=== WORK INSTRUCTIONS ===
Reply with one number: the count of lines in the records below that hold "módjai".

** BEGIN PROVIDED RECORDS **

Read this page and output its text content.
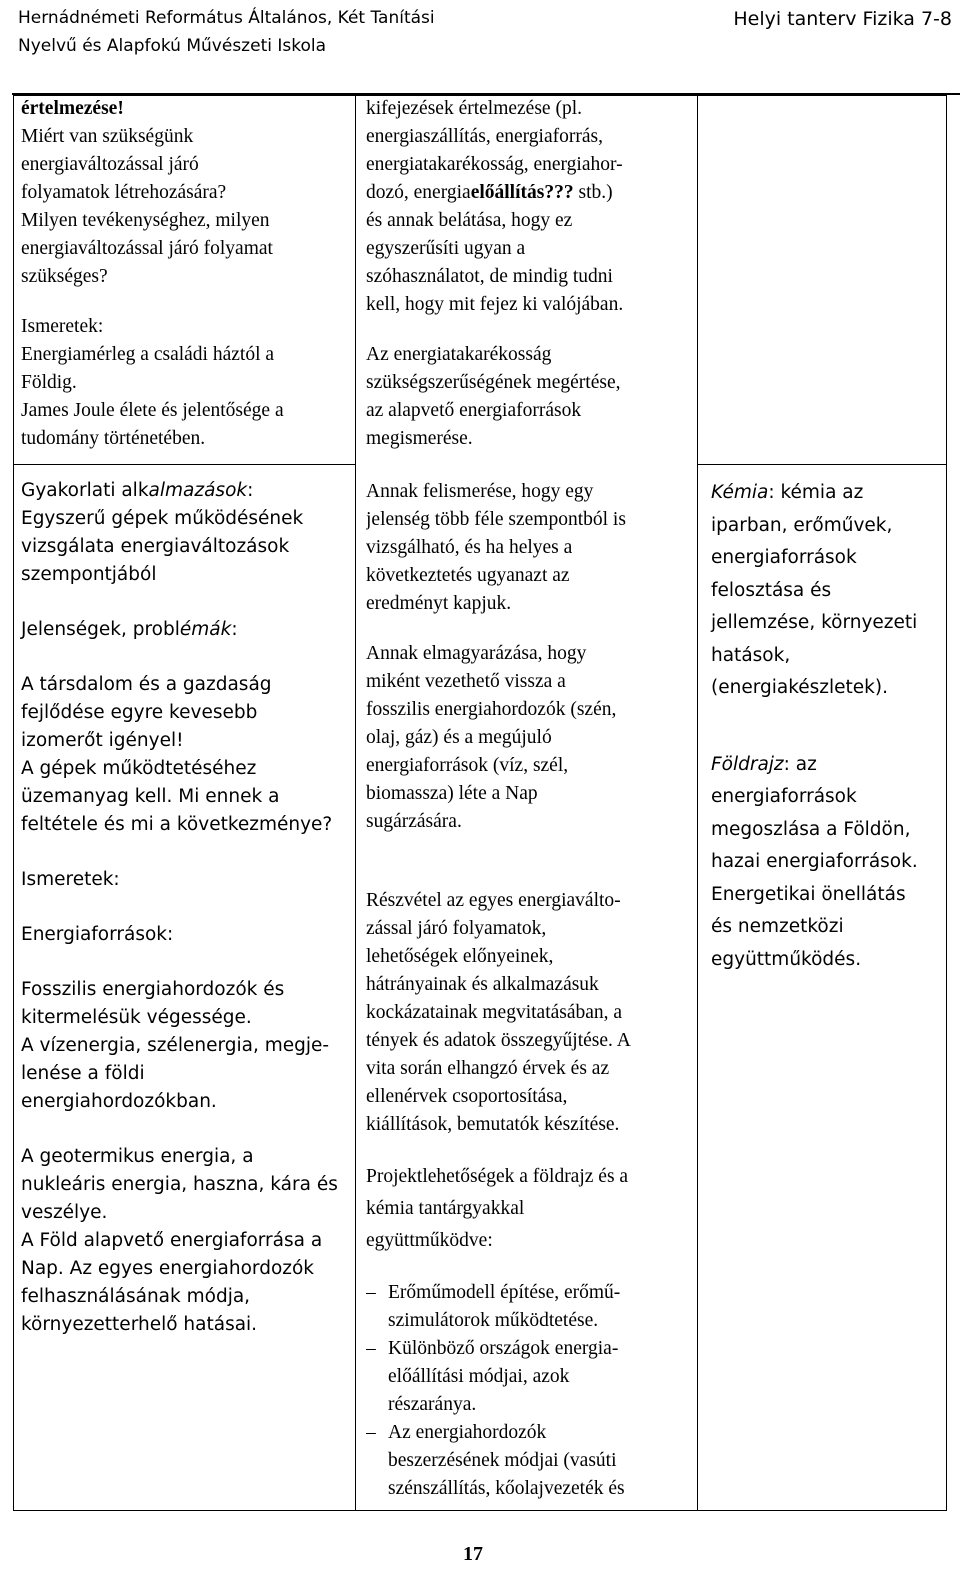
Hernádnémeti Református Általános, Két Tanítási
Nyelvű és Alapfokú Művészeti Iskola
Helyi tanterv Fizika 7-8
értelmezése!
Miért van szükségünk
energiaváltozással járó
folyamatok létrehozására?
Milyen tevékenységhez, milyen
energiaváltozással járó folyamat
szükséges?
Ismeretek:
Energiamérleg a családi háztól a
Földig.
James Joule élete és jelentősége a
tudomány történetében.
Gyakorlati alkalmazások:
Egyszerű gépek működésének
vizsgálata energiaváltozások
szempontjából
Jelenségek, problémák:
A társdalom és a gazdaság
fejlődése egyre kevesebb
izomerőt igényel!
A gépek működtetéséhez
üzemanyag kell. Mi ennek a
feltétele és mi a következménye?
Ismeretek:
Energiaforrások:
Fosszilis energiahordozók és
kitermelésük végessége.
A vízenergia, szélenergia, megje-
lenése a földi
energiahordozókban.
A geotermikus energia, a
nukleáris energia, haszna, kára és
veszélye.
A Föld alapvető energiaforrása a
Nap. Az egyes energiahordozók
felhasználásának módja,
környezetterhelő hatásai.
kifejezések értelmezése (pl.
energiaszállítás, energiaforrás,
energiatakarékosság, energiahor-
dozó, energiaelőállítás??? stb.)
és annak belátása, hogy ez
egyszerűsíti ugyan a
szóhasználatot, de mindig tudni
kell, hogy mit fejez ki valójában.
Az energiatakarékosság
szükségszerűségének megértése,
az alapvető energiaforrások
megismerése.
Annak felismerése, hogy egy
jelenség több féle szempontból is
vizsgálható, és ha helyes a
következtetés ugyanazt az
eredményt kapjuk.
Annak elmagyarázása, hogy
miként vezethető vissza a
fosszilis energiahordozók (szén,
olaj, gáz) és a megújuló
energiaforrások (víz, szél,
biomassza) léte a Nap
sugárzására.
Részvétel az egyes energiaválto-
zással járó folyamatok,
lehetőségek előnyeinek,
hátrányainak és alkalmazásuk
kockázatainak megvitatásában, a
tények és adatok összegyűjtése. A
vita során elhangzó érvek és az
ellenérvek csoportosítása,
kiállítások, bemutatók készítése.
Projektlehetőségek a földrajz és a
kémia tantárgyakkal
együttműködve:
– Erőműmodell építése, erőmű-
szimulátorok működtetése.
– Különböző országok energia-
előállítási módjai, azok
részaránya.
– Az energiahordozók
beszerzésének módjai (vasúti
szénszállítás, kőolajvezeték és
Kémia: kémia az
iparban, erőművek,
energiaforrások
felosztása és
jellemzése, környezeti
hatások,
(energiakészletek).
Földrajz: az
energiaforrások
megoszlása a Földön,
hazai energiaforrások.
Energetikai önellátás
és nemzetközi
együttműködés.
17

** END PROVIDED RECORDS **

=== EXERCISE RESULT ===
2